MATERIAL SHOWN: Begin

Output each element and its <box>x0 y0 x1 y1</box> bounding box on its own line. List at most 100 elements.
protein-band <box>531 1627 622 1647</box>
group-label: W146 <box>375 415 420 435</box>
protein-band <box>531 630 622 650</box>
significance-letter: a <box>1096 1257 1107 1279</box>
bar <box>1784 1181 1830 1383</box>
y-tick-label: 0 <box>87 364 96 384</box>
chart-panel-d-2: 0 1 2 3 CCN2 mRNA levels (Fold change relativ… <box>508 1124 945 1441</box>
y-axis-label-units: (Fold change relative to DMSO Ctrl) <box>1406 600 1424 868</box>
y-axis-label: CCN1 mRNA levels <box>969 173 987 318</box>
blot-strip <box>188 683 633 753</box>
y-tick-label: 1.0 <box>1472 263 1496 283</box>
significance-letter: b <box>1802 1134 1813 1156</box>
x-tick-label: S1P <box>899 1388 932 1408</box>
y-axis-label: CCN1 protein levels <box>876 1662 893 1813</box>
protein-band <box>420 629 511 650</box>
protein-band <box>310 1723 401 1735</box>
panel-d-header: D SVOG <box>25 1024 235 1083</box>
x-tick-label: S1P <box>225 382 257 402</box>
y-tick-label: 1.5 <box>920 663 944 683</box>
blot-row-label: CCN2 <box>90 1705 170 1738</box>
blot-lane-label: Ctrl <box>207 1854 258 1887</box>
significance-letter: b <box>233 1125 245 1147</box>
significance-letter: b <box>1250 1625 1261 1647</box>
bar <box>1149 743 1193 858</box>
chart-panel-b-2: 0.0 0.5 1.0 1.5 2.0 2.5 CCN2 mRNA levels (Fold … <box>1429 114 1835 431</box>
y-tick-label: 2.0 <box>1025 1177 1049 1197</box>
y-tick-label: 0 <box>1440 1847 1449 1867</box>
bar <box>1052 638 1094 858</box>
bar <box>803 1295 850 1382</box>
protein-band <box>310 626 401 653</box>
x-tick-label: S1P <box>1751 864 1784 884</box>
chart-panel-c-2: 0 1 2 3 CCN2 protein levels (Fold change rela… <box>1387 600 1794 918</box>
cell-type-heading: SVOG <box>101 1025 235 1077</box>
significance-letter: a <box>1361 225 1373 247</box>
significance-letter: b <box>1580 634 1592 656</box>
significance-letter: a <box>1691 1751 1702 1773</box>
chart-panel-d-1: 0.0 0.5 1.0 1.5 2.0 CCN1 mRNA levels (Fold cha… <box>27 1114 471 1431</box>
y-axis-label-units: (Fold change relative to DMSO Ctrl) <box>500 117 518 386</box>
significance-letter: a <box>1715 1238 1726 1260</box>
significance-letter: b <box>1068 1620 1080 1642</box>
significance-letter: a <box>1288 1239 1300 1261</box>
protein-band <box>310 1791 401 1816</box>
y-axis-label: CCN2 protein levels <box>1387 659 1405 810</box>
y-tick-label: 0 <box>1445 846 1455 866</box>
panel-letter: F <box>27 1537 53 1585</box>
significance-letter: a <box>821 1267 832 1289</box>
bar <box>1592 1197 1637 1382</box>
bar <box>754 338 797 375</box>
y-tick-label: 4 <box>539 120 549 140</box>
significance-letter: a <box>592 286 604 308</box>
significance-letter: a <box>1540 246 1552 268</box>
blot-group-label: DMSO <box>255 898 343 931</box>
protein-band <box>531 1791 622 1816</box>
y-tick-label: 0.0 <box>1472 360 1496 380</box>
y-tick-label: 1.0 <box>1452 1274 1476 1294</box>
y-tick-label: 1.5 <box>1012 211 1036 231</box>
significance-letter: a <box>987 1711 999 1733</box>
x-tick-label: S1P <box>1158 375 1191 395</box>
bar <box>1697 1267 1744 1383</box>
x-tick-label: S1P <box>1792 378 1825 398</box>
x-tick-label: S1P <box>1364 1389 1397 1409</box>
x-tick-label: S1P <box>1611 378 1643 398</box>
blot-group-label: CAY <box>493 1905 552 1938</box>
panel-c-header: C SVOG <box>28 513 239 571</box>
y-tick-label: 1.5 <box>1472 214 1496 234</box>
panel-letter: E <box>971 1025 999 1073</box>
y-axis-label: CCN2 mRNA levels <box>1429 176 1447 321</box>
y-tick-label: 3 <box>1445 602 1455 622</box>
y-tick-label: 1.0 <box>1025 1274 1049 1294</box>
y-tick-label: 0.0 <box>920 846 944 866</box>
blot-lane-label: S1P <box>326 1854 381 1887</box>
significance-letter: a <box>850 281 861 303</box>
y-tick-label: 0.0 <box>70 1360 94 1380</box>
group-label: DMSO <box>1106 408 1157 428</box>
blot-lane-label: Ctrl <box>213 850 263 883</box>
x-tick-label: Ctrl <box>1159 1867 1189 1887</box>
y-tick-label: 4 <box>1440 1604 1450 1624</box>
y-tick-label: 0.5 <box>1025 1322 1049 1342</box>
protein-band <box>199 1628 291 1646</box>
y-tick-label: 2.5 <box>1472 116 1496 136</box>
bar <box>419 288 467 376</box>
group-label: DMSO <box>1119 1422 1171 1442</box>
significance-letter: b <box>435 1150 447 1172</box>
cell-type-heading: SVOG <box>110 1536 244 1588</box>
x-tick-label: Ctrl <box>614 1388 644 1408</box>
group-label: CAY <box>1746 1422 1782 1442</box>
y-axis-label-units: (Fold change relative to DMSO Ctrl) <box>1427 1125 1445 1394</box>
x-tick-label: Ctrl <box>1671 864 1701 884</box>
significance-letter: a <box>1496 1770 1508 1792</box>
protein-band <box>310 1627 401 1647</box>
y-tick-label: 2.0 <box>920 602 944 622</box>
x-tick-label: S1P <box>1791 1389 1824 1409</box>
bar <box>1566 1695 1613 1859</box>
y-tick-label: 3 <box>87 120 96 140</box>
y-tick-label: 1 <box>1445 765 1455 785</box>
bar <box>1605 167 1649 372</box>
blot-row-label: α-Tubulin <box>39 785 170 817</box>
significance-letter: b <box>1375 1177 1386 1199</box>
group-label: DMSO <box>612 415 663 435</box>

MATERIAL SHOWN: End

WHAT TO PRODUCE: Copy every line of the material above in which the string "SVOG" can be found.

ANSWER FOR THE TASK:
panel-d-header: D SVOG <box>25 1024 235 1083</box>
cell-type-heading: SVOG <box>101 1025 235 1077</box>
panel-c-header: C SVOG <box>28 513 239 571</box>
cell-type-heading: SVOG <box>110 1536 244 1588</box>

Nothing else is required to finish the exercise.